# [Written instruction]
Look through the data below. Pick out the lines holding the string "this".

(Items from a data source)
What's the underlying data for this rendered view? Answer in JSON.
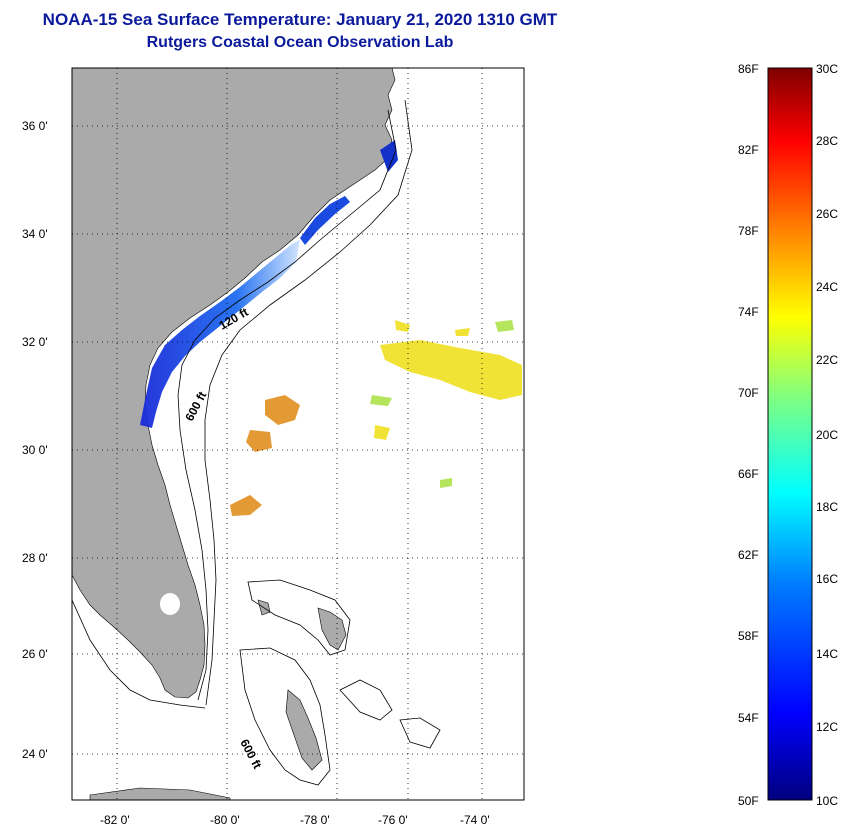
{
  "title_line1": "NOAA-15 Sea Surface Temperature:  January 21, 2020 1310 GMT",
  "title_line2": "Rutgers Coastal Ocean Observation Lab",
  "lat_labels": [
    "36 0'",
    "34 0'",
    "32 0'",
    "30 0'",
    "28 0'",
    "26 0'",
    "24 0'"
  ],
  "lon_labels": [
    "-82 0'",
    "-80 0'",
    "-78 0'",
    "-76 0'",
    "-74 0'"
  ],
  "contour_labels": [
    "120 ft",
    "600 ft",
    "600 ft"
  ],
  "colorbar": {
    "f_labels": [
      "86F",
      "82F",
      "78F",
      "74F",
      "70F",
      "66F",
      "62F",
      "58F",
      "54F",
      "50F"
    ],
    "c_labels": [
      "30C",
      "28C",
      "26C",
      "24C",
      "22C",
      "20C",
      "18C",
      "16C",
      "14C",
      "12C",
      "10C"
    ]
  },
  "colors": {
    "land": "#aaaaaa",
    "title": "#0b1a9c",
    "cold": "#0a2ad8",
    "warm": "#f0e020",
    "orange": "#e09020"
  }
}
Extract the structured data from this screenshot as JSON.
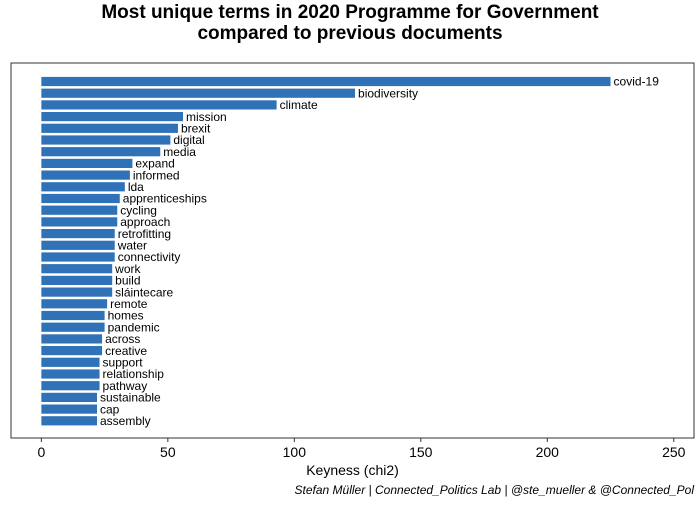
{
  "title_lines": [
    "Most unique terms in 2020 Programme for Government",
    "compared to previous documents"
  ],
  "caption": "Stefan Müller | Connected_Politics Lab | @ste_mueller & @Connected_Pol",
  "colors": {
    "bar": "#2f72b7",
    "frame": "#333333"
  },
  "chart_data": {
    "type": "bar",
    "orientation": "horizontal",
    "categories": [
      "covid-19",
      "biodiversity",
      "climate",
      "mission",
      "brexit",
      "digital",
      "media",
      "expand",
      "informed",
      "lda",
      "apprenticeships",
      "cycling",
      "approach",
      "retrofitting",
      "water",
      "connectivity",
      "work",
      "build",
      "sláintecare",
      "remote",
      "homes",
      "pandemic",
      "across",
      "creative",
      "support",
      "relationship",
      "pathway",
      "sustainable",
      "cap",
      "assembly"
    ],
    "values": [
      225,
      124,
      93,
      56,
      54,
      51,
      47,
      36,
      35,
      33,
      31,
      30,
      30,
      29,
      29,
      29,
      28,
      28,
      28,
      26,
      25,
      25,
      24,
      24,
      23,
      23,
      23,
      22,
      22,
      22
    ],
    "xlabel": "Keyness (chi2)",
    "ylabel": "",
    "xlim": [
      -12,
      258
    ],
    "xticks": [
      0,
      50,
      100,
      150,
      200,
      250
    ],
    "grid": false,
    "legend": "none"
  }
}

# [Exercise result]
What's the underlying data for this rendered view? Answer in JSON.
Extract the structured data from this screenshot as JSON.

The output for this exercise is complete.